▶ Given entries:
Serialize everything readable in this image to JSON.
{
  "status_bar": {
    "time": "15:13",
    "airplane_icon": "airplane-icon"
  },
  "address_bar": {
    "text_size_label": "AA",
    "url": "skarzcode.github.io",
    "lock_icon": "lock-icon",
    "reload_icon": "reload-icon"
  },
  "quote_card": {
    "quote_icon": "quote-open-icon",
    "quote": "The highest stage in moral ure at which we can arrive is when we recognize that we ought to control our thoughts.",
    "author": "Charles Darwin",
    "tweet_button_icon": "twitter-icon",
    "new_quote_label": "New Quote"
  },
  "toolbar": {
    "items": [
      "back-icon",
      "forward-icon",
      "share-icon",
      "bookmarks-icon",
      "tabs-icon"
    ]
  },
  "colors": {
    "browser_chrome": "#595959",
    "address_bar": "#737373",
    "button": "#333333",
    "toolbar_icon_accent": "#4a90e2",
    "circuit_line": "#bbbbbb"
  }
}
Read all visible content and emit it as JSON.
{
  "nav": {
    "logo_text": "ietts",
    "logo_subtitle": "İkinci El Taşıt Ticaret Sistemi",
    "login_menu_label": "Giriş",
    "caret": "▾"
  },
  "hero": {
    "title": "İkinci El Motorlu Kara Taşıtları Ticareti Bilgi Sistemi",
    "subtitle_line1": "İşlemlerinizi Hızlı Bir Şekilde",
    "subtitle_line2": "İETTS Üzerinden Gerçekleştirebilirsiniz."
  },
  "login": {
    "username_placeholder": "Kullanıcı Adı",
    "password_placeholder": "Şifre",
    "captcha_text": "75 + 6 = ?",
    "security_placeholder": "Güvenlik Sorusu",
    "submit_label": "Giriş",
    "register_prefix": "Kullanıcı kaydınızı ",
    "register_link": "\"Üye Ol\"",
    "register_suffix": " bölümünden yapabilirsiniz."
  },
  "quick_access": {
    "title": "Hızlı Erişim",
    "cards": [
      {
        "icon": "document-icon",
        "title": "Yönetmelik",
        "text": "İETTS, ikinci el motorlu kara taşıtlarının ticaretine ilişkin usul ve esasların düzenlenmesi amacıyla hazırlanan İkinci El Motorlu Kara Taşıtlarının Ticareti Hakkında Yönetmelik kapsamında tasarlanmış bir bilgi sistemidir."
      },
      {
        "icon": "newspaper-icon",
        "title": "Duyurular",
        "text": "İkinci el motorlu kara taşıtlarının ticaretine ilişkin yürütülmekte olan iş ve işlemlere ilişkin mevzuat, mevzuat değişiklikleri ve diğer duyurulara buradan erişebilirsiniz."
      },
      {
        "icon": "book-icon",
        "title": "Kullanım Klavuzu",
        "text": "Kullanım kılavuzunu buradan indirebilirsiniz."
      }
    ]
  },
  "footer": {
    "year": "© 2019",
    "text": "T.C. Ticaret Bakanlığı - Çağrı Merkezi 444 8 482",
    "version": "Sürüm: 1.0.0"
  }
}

▶ Goal: Write out every record shown above, word for word.

▶ Result of this exercise:
Serialize everything readable in this image to JSON.
{
  "status_bar": {
    "time": "15:13",
    "airplane_icon": "airplane-icon"
  },
  "address_bar": {
    "text_size_label": "AA",
    "url": "skarzcode.github.io",
    "lock_icon": "lock-icon",
    "reload_icon": "reload-icon"
  },
  "quote_card": {
    "quote_icon": "quote-open-icon",
    "quote": "The highest stage in moral ure at which we can arrive is when we recognize that we ought to control our thoughts.",
    "author": "Charles Darwin",
    "tweet_button_icon": "twitter-icon",
    "new_quote_label": "New Quote"
  },
  "toolbar": {
    "items": [
      "back-icon",
      "forward-icon",
      "share-icon",
      "bookmarks-icon",
      "tabs-icon"
    ]
  },
  "colors": {
    "browser_chrome": "#595959",
    "address_bar": "#737373",
    "button": "#333333",
    "toolbar_icon_accent": "#4a90e2",
    "circuit_line": "#bbbbbb"
  }
}
Read all visible content and emit it as JSON.
{
  "nav": {
    "logo_text": "ietts",
    "logo_subtitle": "İkinci El Taşıt Ticaret Sistemi",
    "login_menu_label": "Giriş",
    "caret": "▾"
  },
  "hero": {
    "title": "İkinci El Motorlu Kara Taşıtları Ticareti Bilgi Sistemi",
    "subtitle_line1": "İşlemlerinizi Hızlı Bir Şekilde",
    "subtitle_line2": "İETTS Üzerinden Gerçekleştirebilirsiniz."
  },
  "login": {
    "username_placeholder": "Kullanıcı Adı",
    "password_placeholder": "Şifre",
    "captcha_text": "75 + 6 = ?",
    "security_placeholder": "Güvenlik Sorusu",
    "submit_label": "Giriş",
    "register_prefix": "Kullanıcı kaydınızı ",
    "register_link": "\"Üye Ol\"",
    "register_suffix": " bölümünden yapabilirsiniz."
  },
  "quick_access": {
    "title": "Hızlı Erişim",
    "cards": [
      {
        "icon": "document-icon",
        "title": "Yönetmelik",
        "text": "İETTS, ikinci el motorlu kara taşıtlarının ticaretine ilişkin usul ve esasların düzenlenmesi amacıyla hazırlanan İkinci El Motorlu Kara Taşıtlarının Ticareti Hakkında Yönetmelik kapsamında tasarlanmış bir bilgi sistemidir."
      },
      {
        "icon": "newspaper-icon",
        "title": "Duyurular",
        "text": "İkinci el motorlu kara taşıtlarının ticaretine ilişkin yürütülmekte olan iş ve işlemlere ilişkin mevzuat, mevzuat değişiklikleri ve diğer duyurulara buradan erişebilirsiniz."
      },
      {
        "icon": "book-icon",
        "title": "Kullanım Klavuzu",
        "text": "Kullanım kılavuzunu buradan indirebilirsiniz."
      }
    ]
  },
  "footer": {
    "year": "© 2019",
    "text": "T.C. Ticaret Bakanlığı - Çağrı Merkezi 444 8 482",
    "version": "Sürüm: 1.0.0"
  }
}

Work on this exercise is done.